• DATA SUPPLIED:
◆ ◆ ◆ ◆ ◆

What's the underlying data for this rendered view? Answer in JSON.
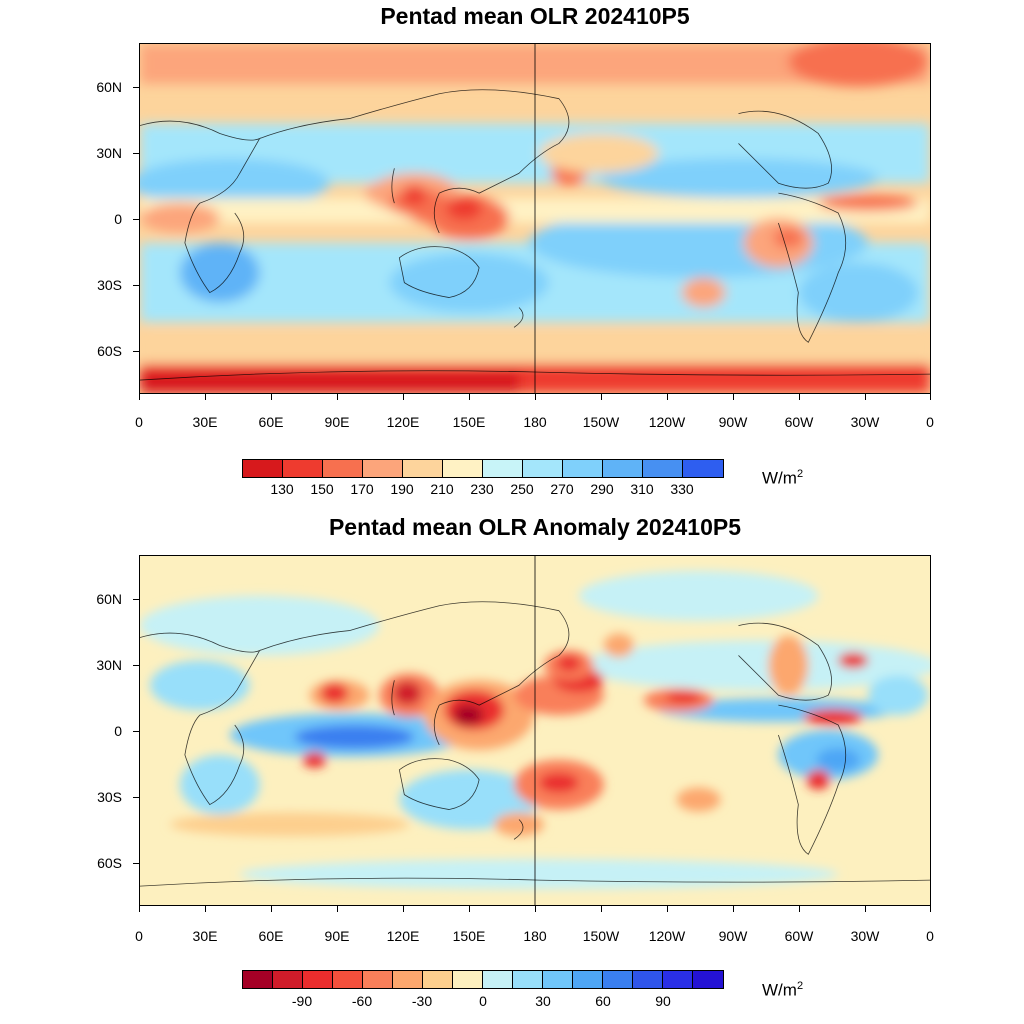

◆ ◆ ◆ ◆ ◆

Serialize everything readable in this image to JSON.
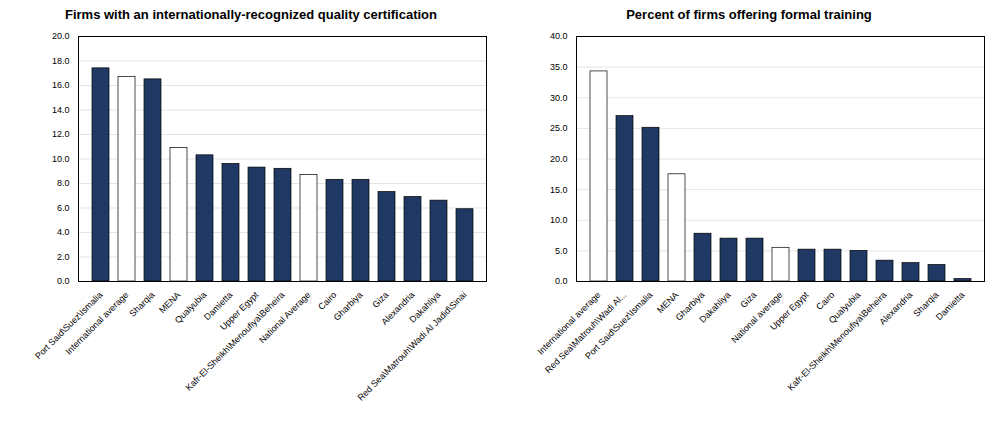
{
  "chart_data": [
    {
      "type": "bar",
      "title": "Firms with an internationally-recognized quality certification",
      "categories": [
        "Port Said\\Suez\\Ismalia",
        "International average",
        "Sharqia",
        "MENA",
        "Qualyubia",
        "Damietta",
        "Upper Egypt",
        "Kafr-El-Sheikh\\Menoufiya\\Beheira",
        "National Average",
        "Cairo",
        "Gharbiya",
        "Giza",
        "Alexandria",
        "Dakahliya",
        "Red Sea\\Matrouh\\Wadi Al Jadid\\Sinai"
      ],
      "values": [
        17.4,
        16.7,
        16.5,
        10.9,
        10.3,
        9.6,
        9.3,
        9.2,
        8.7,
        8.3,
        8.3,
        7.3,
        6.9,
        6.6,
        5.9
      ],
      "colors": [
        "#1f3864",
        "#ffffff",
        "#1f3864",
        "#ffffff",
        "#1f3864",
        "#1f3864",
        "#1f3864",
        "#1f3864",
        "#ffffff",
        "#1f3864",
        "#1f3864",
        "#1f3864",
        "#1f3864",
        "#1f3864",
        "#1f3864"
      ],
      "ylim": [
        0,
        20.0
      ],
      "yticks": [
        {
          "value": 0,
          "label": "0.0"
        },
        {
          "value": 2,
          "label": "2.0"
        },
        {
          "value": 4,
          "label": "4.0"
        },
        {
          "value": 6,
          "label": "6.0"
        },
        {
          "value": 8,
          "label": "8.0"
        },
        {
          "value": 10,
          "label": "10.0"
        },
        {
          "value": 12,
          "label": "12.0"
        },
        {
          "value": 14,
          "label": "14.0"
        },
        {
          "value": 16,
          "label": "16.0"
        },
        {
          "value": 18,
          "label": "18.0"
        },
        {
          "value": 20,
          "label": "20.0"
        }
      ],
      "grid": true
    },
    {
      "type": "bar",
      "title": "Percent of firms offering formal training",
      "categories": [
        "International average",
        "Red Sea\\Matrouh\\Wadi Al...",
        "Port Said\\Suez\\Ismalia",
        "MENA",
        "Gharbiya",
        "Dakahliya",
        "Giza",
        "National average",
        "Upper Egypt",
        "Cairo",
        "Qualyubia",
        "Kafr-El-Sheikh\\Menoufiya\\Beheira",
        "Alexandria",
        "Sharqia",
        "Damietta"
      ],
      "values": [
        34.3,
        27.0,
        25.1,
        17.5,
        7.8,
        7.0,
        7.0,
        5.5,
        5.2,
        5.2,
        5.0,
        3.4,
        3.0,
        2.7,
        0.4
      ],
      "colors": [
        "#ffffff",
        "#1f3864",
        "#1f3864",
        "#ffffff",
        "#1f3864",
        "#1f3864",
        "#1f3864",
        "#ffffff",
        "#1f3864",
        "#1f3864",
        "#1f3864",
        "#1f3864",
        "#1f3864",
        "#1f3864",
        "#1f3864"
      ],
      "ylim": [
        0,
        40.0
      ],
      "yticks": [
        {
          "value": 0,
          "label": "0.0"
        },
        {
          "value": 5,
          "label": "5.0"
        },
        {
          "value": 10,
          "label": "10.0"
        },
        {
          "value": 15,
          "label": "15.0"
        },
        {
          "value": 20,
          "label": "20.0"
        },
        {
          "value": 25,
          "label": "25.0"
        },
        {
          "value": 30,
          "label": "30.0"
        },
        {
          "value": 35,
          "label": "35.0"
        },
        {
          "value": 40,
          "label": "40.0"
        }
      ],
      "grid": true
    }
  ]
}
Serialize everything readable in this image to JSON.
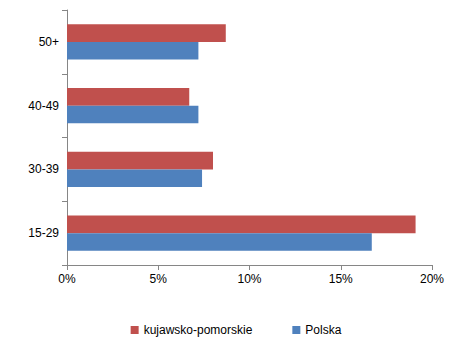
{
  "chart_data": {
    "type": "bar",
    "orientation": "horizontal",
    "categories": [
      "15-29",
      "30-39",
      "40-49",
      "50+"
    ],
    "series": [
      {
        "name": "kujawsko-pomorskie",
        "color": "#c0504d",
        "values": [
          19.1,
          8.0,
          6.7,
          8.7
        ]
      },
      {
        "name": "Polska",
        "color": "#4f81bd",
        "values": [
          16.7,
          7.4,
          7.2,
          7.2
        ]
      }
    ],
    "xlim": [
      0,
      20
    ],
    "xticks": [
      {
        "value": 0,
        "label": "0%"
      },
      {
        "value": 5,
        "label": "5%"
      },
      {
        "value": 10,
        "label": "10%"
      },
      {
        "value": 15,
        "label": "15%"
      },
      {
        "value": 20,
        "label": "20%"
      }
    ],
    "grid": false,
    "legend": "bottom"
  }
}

◆ ◆ ◆ ◆ ◆

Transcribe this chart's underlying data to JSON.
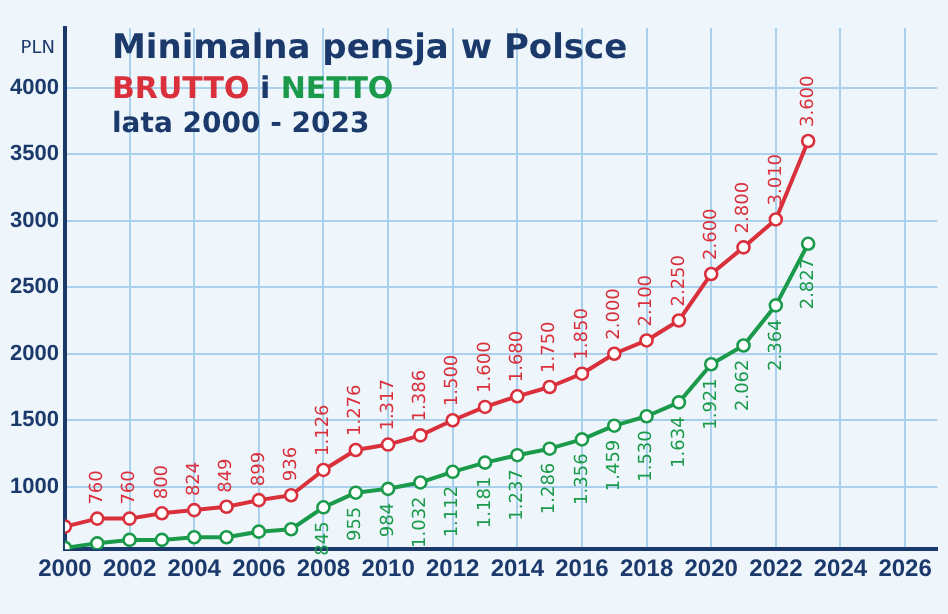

◆ ◆ ◆ ◆ ◆

• WHAT TO WORK ON: Locate all lines in the listing above with the word "underlying" and copy them.

• WORKED SOLUTION:
What's the underlying data for this rendered view? Answer in JSON.
Transcribe this chart's underlying data to JSON.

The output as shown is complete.